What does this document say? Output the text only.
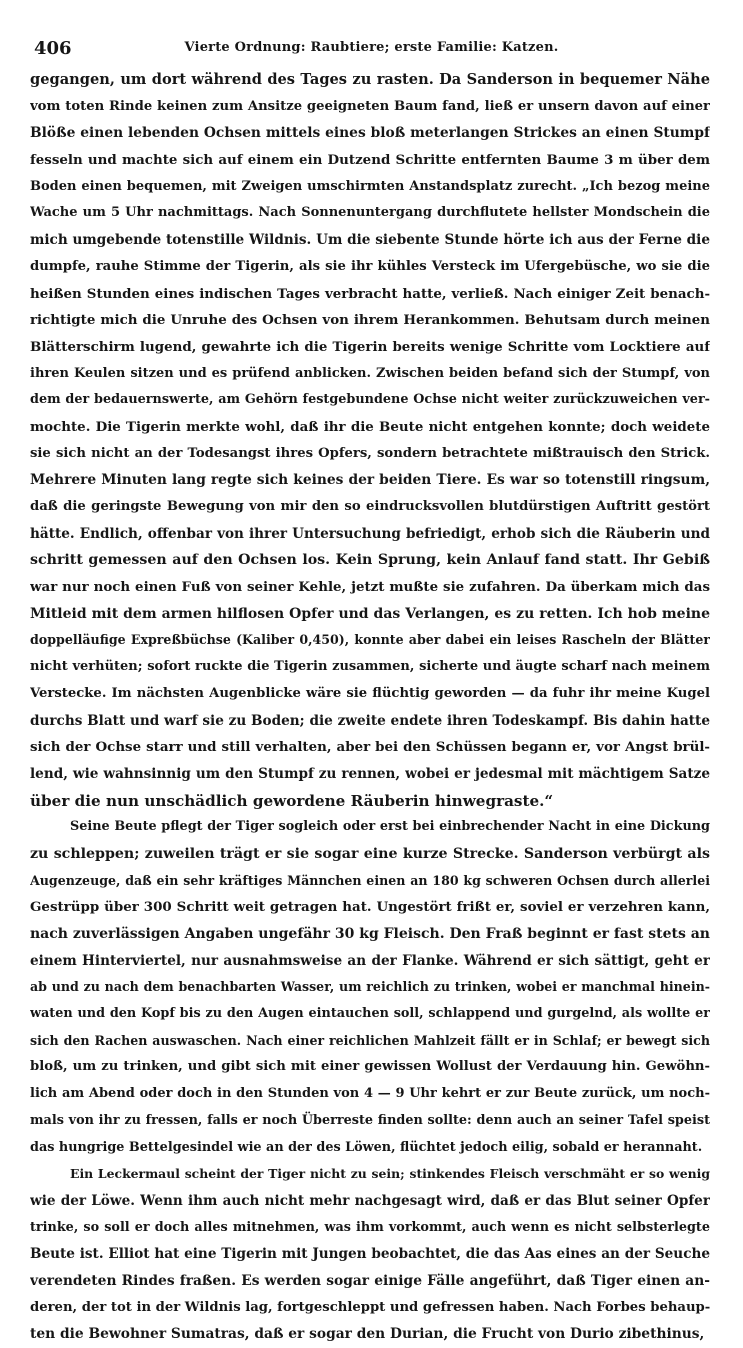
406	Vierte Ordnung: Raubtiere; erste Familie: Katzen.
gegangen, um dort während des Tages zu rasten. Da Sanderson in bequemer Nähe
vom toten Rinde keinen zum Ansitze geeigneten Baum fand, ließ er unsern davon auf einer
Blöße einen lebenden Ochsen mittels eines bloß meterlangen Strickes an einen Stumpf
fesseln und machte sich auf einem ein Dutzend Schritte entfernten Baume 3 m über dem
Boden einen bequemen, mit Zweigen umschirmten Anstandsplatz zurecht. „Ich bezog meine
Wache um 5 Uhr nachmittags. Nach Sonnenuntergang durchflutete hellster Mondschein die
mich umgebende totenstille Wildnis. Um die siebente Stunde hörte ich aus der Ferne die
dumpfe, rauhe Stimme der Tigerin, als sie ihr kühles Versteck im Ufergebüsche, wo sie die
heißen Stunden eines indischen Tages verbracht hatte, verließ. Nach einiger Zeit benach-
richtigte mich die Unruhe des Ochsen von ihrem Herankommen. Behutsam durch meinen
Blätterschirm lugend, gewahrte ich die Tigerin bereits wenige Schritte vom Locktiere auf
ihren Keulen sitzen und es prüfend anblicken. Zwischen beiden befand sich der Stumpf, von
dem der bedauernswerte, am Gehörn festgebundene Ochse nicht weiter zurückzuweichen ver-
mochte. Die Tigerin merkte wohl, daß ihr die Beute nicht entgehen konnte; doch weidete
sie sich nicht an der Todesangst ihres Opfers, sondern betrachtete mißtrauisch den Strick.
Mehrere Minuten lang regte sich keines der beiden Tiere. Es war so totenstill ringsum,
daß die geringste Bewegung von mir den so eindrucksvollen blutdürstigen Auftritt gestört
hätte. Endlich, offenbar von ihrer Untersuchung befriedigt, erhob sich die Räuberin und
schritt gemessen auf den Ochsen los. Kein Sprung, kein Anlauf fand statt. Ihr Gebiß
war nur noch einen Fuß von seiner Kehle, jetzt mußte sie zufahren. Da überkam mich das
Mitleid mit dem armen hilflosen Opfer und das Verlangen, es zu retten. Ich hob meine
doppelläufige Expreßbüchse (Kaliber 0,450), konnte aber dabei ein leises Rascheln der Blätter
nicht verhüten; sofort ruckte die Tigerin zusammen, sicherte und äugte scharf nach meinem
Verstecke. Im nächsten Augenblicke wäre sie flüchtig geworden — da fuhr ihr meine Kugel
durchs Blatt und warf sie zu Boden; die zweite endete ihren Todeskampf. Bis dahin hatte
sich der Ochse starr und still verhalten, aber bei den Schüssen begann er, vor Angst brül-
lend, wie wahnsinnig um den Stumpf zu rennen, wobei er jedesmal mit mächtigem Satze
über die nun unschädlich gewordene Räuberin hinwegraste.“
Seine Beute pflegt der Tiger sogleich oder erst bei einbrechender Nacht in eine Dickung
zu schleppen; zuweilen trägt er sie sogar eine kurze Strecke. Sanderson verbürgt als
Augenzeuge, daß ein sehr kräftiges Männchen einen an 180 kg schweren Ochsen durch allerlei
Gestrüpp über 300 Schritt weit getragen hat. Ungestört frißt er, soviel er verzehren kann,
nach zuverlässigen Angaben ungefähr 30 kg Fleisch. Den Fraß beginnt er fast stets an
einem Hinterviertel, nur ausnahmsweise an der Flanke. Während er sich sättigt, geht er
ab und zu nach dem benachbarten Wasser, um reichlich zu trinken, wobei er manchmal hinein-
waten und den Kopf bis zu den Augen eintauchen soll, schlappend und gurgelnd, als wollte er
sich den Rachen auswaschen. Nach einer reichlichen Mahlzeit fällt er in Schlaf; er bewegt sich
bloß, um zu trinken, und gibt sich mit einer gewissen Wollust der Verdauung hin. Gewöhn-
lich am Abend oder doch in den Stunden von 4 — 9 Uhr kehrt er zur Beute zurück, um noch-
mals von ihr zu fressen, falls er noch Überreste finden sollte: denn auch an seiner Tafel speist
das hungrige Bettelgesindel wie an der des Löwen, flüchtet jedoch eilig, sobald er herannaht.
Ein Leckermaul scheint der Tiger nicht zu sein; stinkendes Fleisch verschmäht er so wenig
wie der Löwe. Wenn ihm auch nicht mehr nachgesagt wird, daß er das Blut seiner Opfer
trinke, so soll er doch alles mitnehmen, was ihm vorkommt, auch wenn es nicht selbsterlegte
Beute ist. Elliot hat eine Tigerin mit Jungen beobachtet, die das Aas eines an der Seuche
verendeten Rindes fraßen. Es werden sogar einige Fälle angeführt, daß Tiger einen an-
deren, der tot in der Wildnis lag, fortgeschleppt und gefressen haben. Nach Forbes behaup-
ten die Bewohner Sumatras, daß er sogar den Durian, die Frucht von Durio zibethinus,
________
**EXERCISE AIM**
Write out every line of the data that holds the word "oder".

**RESPONSE**
Seine Beute pflegt der Tiger sogleich oder erst bei einbrechender Nacht in eine Dickung
lich am Abend oder doch in den Stunden von 4 — 9 Uhr kehrt er zur Beute zurück, um noch-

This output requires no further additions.